• [Work required]: Determine how many lines include the string "والآية". Output that number only.

Stored items
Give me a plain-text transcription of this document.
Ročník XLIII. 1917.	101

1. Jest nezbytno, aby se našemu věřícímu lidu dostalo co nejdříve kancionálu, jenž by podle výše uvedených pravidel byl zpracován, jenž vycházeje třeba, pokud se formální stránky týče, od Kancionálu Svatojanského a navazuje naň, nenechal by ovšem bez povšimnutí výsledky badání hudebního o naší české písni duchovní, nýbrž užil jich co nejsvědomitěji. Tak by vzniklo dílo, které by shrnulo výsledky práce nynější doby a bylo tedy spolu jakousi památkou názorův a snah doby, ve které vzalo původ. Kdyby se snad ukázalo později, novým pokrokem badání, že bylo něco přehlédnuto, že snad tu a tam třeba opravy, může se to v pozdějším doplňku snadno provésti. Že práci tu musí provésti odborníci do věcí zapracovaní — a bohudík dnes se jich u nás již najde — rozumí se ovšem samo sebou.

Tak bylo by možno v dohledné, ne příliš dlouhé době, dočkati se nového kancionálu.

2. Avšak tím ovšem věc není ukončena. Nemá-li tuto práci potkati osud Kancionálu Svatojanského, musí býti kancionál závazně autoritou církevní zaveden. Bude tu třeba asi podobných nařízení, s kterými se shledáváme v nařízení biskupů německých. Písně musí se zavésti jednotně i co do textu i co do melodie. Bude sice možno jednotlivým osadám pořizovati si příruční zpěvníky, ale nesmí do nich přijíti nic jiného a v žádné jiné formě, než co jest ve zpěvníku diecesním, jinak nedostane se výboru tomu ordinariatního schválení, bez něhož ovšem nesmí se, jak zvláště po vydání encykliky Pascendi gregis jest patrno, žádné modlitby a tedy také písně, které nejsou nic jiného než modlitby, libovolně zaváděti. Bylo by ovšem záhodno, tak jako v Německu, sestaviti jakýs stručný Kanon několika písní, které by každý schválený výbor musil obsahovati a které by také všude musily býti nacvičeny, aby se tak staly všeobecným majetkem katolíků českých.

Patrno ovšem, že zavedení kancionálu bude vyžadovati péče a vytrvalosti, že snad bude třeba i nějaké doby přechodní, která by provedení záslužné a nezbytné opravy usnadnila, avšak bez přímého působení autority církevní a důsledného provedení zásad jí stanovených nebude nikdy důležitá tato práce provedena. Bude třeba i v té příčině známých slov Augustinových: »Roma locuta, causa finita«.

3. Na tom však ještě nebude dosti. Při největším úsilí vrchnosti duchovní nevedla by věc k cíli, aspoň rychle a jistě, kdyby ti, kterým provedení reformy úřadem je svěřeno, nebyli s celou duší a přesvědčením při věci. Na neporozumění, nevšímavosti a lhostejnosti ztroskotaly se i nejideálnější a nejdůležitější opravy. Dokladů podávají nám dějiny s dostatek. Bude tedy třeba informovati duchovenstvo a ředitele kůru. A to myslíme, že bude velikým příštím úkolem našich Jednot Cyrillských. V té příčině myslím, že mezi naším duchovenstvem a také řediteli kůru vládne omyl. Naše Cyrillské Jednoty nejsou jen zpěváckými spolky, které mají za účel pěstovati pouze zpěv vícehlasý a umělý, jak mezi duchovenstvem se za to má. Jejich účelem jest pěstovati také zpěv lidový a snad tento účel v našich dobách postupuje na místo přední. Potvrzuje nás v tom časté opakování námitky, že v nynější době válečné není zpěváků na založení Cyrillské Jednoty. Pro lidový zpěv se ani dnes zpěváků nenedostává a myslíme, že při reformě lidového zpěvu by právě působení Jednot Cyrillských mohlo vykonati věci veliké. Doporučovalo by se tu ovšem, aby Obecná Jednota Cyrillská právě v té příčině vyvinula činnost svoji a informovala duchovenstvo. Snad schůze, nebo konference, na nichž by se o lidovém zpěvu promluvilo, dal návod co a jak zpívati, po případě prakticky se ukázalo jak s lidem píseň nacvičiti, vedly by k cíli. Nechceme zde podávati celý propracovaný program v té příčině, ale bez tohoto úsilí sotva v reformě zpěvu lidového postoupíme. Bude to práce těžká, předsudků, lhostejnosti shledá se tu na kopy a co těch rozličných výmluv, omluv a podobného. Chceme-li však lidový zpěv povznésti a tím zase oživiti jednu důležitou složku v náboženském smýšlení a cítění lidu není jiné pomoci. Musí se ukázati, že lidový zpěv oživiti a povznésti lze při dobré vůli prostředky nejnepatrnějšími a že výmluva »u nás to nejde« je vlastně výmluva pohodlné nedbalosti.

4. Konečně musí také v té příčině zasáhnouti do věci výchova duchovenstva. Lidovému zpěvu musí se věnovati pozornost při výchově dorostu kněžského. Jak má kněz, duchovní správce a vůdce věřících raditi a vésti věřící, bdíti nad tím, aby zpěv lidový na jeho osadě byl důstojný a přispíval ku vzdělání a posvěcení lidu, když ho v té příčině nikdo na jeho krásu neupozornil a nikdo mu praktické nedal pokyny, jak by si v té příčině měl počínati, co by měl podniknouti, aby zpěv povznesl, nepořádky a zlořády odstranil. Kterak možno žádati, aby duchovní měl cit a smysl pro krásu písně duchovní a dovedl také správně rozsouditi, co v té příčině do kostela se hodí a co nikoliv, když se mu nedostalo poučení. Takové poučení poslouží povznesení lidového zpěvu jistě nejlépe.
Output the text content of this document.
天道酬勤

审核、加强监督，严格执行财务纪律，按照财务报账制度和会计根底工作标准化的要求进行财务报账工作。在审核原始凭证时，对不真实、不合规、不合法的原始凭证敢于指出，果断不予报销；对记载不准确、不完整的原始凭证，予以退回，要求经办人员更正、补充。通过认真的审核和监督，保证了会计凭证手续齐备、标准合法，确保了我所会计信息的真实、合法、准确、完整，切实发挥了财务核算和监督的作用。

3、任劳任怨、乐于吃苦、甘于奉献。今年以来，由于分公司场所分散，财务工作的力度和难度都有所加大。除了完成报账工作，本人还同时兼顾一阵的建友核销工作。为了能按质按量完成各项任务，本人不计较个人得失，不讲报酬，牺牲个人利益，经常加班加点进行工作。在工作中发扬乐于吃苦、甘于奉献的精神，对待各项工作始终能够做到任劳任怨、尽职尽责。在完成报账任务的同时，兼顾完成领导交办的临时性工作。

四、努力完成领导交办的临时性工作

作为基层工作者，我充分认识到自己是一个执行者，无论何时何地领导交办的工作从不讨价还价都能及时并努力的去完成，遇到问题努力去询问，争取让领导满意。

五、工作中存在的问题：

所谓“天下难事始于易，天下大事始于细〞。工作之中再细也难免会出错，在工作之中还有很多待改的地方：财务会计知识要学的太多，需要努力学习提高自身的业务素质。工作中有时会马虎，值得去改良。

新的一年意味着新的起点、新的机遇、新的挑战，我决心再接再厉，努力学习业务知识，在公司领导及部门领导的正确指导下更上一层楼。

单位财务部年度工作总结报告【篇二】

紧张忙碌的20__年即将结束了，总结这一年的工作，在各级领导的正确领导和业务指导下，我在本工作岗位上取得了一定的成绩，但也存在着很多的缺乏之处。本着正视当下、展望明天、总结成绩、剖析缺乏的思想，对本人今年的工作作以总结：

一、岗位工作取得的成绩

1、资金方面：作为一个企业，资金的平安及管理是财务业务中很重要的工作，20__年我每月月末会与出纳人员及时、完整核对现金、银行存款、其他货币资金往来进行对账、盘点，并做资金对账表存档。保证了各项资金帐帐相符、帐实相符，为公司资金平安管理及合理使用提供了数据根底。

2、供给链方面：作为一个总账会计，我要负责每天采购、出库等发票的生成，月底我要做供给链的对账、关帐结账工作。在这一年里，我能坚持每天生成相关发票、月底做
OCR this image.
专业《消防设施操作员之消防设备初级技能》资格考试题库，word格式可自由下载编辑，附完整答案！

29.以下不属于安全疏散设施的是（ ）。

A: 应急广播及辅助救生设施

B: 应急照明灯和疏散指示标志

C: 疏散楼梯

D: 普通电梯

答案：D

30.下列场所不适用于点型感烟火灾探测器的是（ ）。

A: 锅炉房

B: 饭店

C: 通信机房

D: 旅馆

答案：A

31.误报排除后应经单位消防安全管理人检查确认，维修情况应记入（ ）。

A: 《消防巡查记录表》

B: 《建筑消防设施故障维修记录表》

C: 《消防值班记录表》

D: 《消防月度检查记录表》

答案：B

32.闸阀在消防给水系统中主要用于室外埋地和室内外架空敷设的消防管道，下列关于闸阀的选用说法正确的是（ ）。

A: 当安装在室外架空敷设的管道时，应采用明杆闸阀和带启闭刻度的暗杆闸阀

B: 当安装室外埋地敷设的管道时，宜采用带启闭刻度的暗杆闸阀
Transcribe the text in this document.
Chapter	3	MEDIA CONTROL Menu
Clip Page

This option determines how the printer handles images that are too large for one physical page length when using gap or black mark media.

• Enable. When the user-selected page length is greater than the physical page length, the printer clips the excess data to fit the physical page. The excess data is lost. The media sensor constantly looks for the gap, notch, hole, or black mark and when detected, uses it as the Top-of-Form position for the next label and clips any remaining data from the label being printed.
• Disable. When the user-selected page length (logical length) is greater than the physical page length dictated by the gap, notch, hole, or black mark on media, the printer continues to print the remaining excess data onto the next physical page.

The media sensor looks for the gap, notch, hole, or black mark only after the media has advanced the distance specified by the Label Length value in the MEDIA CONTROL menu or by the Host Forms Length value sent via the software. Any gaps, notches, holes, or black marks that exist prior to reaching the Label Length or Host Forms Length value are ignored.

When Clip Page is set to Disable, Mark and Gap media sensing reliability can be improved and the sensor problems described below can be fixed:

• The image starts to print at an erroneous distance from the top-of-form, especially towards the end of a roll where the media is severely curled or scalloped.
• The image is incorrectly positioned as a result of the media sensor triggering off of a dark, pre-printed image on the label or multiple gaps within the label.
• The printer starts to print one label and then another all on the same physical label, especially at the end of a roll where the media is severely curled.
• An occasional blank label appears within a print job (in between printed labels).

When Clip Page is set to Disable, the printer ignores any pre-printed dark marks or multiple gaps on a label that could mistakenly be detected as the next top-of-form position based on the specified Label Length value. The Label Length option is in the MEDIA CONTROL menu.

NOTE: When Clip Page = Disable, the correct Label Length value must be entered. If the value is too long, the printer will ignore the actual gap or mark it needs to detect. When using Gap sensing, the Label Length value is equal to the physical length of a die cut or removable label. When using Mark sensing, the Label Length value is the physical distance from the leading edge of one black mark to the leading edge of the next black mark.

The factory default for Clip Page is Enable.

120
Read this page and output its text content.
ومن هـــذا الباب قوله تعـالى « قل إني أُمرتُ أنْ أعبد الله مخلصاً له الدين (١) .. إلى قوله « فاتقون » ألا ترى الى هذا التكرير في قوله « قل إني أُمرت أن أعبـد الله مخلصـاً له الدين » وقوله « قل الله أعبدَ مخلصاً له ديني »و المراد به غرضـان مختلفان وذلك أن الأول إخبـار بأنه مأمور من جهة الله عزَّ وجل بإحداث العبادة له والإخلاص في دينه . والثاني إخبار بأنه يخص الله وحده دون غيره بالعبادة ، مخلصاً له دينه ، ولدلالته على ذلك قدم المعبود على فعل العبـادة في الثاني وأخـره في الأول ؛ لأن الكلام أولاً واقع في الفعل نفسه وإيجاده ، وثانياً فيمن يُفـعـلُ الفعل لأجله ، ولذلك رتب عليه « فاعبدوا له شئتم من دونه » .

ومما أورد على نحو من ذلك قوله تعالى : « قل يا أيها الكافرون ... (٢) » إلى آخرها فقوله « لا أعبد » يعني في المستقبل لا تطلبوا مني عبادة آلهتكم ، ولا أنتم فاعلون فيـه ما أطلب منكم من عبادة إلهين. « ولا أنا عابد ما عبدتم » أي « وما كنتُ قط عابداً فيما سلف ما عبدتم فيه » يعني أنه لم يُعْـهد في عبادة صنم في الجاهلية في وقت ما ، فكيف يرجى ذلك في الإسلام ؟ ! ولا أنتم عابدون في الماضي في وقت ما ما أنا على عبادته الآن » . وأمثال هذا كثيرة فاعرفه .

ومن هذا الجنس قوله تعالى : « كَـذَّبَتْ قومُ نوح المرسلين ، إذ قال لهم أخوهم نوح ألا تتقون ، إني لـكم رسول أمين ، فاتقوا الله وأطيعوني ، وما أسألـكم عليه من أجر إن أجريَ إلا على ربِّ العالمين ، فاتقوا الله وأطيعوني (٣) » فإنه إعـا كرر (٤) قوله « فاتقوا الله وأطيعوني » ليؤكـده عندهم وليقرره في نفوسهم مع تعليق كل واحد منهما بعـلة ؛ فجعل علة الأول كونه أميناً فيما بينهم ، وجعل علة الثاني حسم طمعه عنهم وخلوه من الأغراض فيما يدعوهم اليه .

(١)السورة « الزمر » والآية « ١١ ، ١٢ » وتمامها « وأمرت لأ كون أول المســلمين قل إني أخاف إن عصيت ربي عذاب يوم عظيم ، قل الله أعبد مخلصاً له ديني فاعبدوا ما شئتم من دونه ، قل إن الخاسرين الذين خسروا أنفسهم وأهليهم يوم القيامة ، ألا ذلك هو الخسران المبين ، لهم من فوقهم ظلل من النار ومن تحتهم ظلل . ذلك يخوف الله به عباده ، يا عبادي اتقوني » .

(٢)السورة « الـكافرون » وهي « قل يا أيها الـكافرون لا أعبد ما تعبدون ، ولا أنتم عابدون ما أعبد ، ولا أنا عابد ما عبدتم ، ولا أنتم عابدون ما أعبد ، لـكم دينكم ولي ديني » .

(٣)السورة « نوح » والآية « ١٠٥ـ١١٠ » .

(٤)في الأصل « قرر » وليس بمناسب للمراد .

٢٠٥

• [Finished task]: 2